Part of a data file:
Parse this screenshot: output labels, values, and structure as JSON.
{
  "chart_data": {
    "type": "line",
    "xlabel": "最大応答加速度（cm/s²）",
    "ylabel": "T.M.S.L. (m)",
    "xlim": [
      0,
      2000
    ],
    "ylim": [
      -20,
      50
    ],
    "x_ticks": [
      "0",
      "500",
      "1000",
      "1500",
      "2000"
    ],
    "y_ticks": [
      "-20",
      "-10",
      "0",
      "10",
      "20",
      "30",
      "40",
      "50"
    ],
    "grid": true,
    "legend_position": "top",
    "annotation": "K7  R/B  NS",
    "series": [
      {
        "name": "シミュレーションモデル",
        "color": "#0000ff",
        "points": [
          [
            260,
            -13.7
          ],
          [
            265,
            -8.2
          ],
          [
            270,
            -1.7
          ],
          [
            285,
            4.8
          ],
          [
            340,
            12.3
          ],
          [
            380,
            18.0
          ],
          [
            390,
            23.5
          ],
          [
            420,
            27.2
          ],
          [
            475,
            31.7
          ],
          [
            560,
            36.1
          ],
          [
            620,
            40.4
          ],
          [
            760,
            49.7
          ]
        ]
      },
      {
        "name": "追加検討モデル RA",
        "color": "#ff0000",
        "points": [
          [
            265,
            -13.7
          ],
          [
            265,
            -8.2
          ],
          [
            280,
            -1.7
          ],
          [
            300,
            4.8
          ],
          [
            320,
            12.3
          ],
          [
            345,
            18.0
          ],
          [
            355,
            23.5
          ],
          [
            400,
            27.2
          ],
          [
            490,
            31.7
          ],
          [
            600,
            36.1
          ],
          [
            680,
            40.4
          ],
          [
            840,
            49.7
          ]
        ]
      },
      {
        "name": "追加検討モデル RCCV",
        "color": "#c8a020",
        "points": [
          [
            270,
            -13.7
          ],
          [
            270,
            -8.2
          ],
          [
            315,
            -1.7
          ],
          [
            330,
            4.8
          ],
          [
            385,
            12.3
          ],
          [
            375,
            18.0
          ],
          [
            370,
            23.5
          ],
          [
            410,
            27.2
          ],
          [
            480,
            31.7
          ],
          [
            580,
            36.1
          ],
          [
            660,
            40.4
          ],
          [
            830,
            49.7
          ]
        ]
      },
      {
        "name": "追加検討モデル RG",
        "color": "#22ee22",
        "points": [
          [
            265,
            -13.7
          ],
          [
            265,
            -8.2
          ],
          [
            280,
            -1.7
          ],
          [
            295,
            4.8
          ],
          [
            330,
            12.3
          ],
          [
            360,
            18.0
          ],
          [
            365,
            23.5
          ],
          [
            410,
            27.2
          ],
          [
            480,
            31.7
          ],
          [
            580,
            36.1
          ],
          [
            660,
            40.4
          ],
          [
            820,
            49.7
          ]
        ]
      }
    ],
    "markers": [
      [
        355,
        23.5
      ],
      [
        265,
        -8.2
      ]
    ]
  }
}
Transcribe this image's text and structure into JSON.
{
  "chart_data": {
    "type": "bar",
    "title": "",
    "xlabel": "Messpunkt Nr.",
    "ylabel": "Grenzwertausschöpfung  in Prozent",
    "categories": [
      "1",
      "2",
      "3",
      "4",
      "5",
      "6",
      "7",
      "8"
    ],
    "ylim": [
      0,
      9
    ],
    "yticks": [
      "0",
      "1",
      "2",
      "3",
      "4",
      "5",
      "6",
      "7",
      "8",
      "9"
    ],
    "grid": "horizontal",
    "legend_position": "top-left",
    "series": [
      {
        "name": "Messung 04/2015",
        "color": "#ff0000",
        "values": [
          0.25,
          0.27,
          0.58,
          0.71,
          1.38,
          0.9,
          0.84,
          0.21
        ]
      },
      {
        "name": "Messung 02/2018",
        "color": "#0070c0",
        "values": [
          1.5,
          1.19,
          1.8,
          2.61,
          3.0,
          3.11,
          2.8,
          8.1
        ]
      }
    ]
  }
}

▶ _What the task asks_: Starting at the line with "Transcribe this image's", copy every line up to and including the last one in the entries above.

▶ _Exercise result_:
Transcribe this image's text and structure into JSON.
{
  "chart_data": {
    "type": "bar",
    "title": "",
    "xlabel": "Messpunkt Nr.",
    "ylabel": "Grenzwertausschöpfung  in Prozent",
    "categories": [
      "1",
      "2",
      "3",
      "4",
      "5",
      "6",
      "7",
      "8"
    ],
    "ylim": [
      0,
      9
    ],
    "yticks": [
      "0",
      "1",
      "2",
      "3",
      "4",
      "5",
      "6",
      "7",
      "8",
      "9"
    ],
    "grid": "horizontal",
    "legend_position": "top-left",
    "series": [
      {
        "name": "Messung 04/2015",
        "color": "#ff0000",
        "values": [
          0.25,
          0.27,
          0.58,
          0.71,
          1.38,
          0.9,
          0.84,
          0.21
        ]
      },
      {
        "name": "Messung 02/2018",
        "color": "#0070c0",
        "values": [
          1.5,
          1.19,
          1.8,
          2.61,
          3.0,
          3.11,
          2.8,
          8.1
        ]
      }
    ]
  }
}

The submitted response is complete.